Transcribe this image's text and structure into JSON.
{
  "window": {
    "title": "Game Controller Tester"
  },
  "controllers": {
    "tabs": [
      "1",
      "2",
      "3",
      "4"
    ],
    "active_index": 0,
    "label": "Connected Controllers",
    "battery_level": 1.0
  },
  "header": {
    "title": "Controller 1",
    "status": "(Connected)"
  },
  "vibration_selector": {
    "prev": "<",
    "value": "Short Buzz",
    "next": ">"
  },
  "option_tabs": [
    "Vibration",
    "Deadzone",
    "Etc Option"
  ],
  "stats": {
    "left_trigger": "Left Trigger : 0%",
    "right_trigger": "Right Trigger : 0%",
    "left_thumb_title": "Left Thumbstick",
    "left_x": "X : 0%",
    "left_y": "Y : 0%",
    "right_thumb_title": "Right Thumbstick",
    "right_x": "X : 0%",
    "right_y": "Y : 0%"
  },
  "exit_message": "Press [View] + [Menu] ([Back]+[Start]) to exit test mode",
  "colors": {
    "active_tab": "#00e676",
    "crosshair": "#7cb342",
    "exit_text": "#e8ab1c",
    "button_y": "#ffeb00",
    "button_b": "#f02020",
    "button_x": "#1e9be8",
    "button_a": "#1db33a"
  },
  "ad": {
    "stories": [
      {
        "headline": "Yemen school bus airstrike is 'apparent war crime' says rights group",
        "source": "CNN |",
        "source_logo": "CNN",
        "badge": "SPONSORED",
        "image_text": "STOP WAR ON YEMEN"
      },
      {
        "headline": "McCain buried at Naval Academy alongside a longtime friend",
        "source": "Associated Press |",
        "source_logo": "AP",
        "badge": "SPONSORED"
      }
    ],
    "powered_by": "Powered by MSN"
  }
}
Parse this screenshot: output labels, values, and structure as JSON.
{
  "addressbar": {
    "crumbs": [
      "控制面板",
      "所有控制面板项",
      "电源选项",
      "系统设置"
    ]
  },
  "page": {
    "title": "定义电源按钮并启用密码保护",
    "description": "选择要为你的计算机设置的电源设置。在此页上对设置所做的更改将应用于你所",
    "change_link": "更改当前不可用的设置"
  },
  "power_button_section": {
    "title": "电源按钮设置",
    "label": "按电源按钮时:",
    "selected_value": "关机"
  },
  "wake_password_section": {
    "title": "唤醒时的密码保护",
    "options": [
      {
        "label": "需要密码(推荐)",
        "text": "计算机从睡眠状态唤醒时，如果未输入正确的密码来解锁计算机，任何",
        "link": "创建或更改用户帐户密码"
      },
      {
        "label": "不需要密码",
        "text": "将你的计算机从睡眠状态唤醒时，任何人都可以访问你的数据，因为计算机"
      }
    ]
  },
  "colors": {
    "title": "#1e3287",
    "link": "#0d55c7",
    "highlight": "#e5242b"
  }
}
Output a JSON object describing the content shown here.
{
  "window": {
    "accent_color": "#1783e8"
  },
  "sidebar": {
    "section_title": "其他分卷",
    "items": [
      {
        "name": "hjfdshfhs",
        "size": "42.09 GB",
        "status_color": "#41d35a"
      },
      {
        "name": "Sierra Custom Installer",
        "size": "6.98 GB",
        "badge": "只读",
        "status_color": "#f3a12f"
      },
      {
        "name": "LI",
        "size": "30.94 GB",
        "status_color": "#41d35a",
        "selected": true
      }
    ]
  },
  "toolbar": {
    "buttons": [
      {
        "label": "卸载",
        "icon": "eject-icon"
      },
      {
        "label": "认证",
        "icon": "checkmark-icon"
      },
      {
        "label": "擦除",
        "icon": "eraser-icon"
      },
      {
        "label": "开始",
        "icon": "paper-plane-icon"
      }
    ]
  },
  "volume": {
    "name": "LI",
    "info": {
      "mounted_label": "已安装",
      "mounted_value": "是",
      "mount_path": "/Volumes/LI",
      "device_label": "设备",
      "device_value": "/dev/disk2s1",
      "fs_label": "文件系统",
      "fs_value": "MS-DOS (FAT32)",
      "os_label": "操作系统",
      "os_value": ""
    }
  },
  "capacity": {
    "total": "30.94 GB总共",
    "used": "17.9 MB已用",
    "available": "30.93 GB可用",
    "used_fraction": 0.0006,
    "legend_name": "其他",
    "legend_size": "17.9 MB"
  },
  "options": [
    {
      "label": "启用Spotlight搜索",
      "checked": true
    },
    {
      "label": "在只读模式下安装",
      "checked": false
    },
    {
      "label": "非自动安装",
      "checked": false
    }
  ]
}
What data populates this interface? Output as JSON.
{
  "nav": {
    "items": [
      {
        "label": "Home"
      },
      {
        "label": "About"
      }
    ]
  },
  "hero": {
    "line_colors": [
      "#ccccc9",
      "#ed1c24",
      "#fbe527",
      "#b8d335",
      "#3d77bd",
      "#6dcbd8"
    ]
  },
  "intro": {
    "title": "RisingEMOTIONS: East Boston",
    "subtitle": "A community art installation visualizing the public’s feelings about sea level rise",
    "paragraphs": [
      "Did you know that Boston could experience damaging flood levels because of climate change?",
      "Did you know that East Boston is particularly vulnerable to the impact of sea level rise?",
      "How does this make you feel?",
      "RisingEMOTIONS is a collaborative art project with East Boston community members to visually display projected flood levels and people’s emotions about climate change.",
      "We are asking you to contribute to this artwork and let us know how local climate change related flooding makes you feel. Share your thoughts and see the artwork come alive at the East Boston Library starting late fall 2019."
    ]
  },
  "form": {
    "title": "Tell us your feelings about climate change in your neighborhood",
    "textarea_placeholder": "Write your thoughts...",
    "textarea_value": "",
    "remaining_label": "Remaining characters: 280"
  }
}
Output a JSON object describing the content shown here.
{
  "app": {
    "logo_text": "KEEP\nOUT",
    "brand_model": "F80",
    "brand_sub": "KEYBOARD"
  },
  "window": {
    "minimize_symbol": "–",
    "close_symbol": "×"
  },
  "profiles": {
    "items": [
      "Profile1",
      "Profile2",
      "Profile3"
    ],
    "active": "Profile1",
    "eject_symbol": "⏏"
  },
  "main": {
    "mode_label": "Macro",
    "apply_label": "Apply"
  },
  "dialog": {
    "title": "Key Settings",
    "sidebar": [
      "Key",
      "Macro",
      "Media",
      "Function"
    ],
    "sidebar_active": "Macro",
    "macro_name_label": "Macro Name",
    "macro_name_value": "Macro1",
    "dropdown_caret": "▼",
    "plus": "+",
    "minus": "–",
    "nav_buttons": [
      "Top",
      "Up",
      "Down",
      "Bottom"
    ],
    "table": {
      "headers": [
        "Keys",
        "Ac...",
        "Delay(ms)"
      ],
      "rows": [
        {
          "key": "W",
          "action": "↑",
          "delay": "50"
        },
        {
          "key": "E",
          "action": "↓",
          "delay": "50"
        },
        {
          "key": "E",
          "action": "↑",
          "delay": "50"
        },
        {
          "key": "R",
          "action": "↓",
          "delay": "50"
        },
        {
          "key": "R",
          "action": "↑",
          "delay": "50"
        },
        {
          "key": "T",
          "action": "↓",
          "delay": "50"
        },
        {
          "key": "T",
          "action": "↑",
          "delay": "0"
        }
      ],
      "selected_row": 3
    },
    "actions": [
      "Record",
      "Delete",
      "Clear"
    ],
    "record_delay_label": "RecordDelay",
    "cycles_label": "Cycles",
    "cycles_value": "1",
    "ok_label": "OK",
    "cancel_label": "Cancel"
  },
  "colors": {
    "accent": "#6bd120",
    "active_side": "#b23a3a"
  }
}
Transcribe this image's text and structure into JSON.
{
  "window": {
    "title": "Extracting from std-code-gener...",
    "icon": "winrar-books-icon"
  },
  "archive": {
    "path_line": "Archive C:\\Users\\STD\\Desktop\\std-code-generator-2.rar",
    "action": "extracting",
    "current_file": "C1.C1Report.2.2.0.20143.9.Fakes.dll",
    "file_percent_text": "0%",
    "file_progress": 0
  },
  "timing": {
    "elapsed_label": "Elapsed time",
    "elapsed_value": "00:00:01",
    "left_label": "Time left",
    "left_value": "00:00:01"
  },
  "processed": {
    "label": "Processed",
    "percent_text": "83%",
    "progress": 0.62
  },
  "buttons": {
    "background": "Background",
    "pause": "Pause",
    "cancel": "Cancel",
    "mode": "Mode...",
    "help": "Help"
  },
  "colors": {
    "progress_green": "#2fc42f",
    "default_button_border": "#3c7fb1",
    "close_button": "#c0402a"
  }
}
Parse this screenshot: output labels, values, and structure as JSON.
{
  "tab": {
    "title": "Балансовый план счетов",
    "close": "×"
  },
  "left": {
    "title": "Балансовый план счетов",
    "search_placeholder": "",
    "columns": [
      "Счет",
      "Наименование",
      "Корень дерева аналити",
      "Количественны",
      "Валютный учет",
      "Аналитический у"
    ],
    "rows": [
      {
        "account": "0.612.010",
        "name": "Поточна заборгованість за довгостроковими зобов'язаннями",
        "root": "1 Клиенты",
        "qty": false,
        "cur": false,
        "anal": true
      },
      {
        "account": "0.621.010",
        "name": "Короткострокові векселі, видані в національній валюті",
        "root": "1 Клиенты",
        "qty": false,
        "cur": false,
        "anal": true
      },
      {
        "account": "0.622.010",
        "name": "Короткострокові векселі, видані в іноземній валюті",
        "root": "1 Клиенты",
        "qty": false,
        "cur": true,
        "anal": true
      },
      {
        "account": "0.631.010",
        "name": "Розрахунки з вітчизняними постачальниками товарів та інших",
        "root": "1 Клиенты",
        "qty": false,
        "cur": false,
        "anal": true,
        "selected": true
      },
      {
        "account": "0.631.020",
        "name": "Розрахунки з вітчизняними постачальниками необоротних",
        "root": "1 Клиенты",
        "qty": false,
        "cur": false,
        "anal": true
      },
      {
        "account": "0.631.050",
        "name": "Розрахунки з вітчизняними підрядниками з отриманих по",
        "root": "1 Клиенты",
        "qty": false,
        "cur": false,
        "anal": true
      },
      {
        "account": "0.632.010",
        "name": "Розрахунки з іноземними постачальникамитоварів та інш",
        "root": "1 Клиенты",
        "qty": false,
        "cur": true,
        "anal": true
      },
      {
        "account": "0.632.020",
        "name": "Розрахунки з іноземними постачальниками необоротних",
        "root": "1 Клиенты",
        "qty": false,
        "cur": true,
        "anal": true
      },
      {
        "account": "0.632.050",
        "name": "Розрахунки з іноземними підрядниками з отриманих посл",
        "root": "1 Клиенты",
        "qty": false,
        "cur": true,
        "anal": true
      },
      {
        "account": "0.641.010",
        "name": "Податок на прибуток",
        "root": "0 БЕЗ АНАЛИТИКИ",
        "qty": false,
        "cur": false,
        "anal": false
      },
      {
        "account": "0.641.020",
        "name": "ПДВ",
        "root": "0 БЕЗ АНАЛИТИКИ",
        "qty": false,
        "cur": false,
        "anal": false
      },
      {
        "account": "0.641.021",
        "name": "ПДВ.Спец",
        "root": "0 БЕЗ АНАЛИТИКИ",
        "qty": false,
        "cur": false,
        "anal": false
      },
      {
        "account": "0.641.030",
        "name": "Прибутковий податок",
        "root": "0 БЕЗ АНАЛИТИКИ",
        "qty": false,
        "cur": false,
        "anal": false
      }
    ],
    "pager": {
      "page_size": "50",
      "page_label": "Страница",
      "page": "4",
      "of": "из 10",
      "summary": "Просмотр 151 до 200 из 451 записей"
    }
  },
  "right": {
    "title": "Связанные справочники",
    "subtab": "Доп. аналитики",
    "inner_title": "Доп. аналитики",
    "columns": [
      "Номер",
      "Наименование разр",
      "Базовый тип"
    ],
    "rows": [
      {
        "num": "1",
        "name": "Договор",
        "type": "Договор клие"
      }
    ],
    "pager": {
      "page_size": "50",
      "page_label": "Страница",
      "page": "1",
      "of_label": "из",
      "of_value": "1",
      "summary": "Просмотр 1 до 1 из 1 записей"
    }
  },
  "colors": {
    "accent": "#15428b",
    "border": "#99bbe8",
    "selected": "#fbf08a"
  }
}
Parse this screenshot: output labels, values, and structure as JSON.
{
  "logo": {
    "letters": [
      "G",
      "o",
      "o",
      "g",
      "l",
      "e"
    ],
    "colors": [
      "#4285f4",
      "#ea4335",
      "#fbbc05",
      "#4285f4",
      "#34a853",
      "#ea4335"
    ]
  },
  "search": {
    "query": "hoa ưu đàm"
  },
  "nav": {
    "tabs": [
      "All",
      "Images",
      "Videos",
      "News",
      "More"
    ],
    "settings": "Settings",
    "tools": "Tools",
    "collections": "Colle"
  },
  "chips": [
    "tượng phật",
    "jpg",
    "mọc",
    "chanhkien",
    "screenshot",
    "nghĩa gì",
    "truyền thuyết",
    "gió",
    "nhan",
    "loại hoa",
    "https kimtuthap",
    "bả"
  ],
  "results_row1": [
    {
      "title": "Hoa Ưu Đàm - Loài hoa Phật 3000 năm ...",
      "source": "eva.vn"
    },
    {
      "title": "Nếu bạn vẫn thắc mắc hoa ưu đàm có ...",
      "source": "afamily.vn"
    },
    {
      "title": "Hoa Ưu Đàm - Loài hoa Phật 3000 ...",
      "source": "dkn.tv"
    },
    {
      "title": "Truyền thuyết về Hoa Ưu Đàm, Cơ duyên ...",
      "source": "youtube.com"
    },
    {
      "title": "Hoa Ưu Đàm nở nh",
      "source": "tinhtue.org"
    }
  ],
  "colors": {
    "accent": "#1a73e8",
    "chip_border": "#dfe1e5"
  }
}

○ ○ ○ ○

**GOAL OF THE EXERCISE:** Search the records for the word "levels", then list every line that has it.

**EXERCISE ANSWER:**
      "Did you know that Boston could experience damaging flood levels because of climate change?",
      "RisingEMOTIONS is a collaborative art project with East Boston community members to visually display projected flood levels and people’s emotions about climate change.",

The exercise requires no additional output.